══ INFORMATION SUPPLIED
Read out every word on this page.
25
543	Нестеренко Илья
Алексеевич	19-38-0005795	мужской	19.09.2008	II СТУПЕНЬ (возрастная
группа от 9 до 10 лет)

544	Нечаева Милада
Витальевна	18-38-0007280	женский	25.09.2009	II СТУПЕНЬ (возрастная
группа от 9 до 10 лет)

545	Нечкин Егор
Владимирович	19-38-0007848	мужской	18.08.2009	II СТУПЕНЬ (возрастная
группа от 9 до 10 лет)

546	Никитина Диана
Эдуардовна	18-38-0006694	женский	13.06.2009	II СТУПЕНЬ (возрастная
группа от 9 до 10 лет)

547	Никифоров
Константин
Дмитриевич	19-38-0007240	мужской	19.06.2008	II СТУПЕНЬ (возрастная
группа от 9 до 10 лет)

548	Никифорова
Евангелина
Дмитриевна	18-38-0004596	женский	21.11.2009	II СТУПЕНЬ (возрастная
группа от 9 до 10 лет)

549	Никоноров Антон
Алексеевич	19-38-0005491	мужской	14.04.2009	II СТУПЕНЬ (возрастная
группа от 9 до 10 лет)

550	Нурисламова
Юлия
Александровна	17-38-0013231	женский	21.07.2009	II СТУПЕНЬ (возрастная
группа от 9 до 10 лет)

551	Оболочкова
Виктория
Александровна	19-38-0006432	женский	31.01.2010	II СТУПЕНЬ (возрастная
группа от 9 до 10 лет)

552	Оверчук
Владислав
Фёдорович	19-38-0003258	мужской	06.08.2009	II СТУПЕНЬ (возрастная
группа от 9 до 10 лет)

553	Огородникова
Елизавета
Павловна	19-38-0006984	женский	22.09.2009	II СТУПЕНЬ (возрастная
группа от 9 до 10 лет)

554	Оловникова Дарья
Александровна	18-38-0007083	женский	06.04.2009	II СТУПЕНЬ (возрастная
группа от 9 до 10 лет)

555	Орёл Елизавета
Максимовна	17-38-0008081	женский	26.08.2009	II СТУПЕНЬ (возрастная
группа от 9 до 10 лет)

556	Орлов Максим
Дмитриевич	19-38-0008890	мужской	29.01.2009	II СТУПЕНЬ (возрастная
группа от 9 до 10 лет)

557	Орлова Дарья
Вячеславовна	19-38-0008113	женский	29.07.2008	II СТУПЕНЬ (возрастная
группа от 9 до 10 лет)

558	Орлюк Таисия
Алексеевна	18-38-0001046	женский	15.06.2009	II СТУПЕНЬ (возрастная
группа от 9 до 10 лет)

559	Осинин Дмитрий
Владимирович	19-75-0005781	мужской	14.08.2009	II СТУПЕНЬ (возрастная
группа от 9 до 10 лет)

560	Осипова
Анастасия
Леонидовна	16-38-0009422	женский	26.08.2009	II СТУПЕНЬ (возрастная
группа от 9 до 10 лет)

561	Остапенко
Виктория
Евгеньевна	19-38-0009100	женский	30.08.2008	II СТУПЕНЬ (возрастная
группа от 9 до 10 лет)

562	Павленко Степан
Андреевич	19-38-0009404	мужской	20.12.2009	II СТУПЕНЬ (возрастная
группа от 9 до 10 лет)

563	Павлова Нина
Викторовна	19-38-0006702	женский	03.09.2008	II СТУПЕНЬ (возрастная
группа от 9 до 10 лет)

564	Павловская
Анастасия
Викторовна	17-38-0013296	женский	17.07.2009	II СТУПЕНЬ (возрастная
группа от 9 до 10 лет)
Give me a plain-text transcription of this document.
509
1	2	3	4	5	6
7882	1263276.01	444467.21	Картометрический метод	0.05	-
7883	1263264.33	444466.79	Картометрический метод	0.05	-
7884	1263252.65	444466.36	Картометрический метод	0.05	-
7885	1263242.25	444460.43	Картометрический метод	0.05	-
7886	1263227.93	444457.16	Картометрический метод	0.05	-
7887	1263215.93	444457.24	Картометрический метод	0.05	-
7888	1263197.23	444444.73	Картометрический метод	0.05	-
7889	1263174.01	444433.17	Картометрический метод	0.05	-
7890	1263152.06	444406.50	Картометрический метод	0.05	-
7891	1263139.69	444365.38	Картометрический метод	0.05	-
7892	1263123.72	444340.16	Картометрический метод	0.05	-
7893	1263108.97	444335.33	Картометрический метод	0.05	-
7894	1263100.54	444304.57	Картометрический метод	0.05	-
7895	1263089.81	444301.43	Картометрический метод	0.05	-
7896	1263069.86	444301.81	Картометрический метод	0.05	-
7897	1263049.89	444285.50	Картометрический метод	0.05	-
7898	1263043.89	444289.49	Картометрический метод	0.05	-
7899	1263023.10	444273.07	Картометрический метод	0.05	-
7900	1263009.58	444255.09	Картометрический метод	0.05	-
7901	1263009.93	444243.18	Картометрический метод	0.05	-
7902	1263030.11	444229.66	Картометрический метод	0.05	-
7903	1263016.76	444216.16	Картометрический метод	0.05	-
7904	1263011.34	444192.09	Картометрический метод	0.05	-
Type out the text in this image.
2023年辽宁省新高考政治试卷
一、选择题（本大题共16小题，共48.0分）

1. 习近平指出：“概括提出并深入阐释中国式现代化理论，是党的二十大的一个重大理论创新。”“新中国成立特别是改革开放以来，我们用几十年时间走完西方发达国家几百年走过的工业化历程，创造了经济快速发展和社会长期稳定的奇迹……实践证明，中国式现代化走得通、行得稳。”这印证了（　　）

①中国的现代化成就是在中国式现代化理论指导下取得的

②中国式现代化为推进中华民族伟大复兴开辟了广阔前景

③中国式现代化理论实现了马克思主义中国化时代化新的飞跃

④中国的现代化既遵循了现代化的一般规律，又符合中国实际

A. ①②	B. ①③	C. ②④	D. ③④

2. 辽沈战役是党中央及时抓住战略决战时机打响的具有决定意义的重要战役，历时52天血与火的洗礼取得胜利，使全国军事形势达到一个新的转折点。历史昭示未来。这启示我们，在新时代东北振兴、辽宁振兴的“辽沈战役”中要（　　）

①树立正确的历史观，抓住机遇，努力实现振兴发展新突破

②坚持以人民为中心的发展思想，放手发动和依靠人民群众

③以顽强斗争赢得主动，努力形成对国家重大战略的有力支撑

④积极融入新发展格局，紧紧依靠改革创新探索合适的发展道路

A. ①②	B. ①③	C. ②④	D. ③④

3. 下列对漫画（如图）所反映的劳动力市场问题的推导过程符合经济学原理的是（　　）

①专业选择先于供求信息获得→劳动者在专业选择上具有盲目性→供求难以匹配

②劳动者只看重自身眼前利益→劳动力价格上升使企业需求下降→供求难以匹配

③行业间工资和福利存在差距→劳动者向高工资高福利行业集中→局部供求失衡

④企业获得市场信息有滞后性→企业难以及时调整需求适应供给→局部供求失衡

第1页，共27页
════
• **WHAT TO WORK ON**
Using the listing above, retype each line exactly.

• **FULL SOLUTION**
Read out every word on this page.
25
543	Нестеренко Илья
Алексеевич	19-38-0005795	мужской	19.09.2008	II СТУПЕНЬ (возрастная
группа от 9 до 10 лет)

544	Нечаева Милада
Витальевна	18-38-0007280	женский	25.09.2009	II СТУПЕНЬ (возрастная
группа от 9 до 10 лет)

545	Нечкин Егор
Владимирович	19-38-0007848	мужской	18.08.2009	II СТУПЕНЬ (возрастная
группа от 9 до 10 лет)

546	Никитина Диана
Эдуардовна	18-38-0006694	женский	13.06.2009	II СТУПЕНЬ (возрастная
группа от 9 до 10 лет)

547	Никифоров
Константин
Дмитриевич	19-38-0007240	мужской	19.06.2008	II СТУПЕНЬ (возрастная
группа от 9 до 10 лет)

548	Никифорова
Евангелина
Дмитриевна	18-38-0004596	женский	21.11.2009	II СТУПЕНЬ (возрастная
группа от 9 до 10 лет)

549	Никоноров Антон
Алексеевич	19-38-0005491	мужской	14.04.2009	II СТУПЕНЬ (возрастная
группа от 9 до 10 лет)

550	Нурисламова
Юлия
Александровна	17-38-0013231	женский	21.07.2009	II СТУПЕНЬ (возрастная
группа от 9 до 10 лет)

551	Оболочкова
Виктория
Александровна	19-38-0006432	женский	31.01.2010	II СТУПЕНЬ (возрастная
группа от 9 до 10 лет)

552	Оверчук
Владислав
Фёдорович	19-38-0003258	мужской	06.08.2009	II СТУПЕНЬ (возрастная
группа от 9 до 10 лет)

553	Огородникова
Елизавета
Павловна	19-38-0006984	женский	22.09.2009	II СТУПЕНЬ (возрастная
группа от 9 до 10 лет)

554	Оловникова Дарья
Александровна	18-38-0007083	женский	06.04.2009	II СТУПЕНЬ (возрастная
группа от 9 до 10 лет)

555	Орёл Елизавета
Максимовна	17-38-0008081	женский	26.08.2009	II СТУПЕНЬ (возрастная
группа от 9 до 10 лет)

556	Орлов Максим
Дмитриевич	19-38-0008890	мужской	29.01.2009	II СТУПЕНЬ (возрастная
группа от 9 до 10 лет)

557	Орлова Дарья
Вячеславовна	19-38-0008113	женский	29.07.2008	II СТУПЕНЬ (возрастная
группа от 9 до 10 лет)

558	Орлюк Таисия
Алексеевна	18-38-0001046	женский	15.06.2009	II СТУПЕНЬ (возрастная
группа от 9 до 10 лет)

559	Осинин Дмитрий
Владимирович	19-75-0005781	мужской	14.08.2009	II СТУПЕНЬ (возрастная
группа от 9 до 10 лет)

560	Осипова
Анастасия
Леонидовна	16-38-0009422	женский	26.08.2009	II СТУПЕНЬ (возрастная
группа от 9 до 10 лет)

561	Остапенко
Виктория
Евгеньевна	19-38-0009100	женский	30.08.2008	II СТУПЕНЬ (возрастная
группа от 9 до 10 лет)

562	Павленко Степан
Андреевич	19-38-0009404	мужской	20.12.2009	II СТУПЕНЬ (возрастная
группа от 9 до 10 лет)

563	Павлова Нина
Викторовна	19-38-0006702	женский	03.09.2008	II СТУПЕНЬ (возрастная
группа от 9 до 10 лет)

564	Павловская
Анастасия
Викторовна	17-38-0013296	женский	17.07.2009	II СТУПЕНЬ (возрастная
группа от 9 до 10 лет)
Give me a plain-text transcription of this document.
509
1	2	3	4	5	6
7882	1263276.01	444467.21	Картометрический метод	0.05	-
7883	1263264.33	444466.79	Картометрический метод	0.05	-
7884	1263252.65	444466.36	Картометрический метод	0.05	-
7885	1263242.25	444460.43	Картометрический метод	0.05	-
7886	1263227.93	444457.16	Картометрический метод	0.05	-
7887	1263215.93	444457.24	Картометрический метод	0.05	-
7888	1263197.23	444444.73	Картометрический метод	0.05	-
7889	1263174.01	444433.17	Картометрический метод	0.05	-
7890	1263152.06	444406.50	Картометрический метод	0.05	-
7891	1263139.69	444365.38	Картометрический метод	0.05	-
7892	1263123.72	444340.16	Картометрический метод	0.05	-
7893	1263108.97	444335.33	Картометрический метод	0.05	-
7894	1263100.54	444304.57	Картометрический метод	0.05	-
7895	1263089.81	444301.43	Картометрический метод	0.05	-
7896	1263069.86	444301.81	Картометрический метод	0.05	-
7897	1263049.89	444285.50	Картометрический метод	0.05	-
7898	1263043.89	444289.49	Картометрический метод	0.05	-
7899	1263023.10	444273.07	Картометрический метод	0.05	-
7900	1263009.58	444255.09	Картометрический метод	0.05	-
7901	1263009.93	444243.18	Картометрический метод	0.05	-
7902	1263030.11	444229.66	Картометрический метод	0.05	-
7903	1263016.76	444216.16	Картометрический метод	0.05	-
7904	1263011.34	444192.09	Картометрический метод	0.05	-
Type out the text in this image.
2023年辽宁省新高考政治试卷
一、选择题（本大题共16小题，共48.0分）

1. 习近平指出：“概括提出并深入阐释中国式现代化理论，是党的二十大的一个重大理论创新。”“新中国成立特别是改革开放以来，我们用几十年时间走完西方发达国家几百年走过的工业化历程，创造了经济快速发展和社会长期稳定的奇迹……实践证明，中国式现代化走得通、行得稳。”这印证了（　　）

①中国的现代化成就是在中国式现代化理论指导下取得的

②中国式现代化为推进中华民族伟大复兴开辟了广阔前景

③中国式现代化理论实现了马克思主义中国化时代化新的飞跃

④中国的现代化既遵循了现代化的一般规律，又符合中国实际

A. ①②	B. ①③	C. ②④	D. ③④

2. 辽沈战役是党中央及时抓住战略决战时机打响的具有决定意义的重要战役，历时52天血与火的洗礼取得胜利，使全国军事形势达到一个新的转折点。历史昭示未来。这启示我们，在新时代东北振兴、辽宁振兴的“辽沈战役”中要（　　）

①树立正确的历史观，抓住机遇，努力实现振兴发展新突破

②坚持以人民为中心的发展思想，放手发动和依靠人民群众

③以顽强斗争赢得主动，努力形成对国家重大战略的有力支撑

④积极融入新发展格局，紧紧依靠改革创新探索合适的发展道路

A. ①②	B. ①③	C. ②④	D. ③④

3. 下列对漫画（如图）所反映的劳动力市场问题的推导过程符合经济学原理的是（　　）

①专业选择先于供求信息获得→劳动者在专业选择上具有盲目性→供求难以匹配

②劳动者只看重自身眼前利益→劳动力价格上升使企业需求下降→供求难以匹配

③行业间工资和福利存在差距→劳动者向高工资高福利行业集中→局部供求失衡

④企业获得市场信息有滞后性→企业难以及时调整需求适应供给→局部供求失衡

第1页，共27页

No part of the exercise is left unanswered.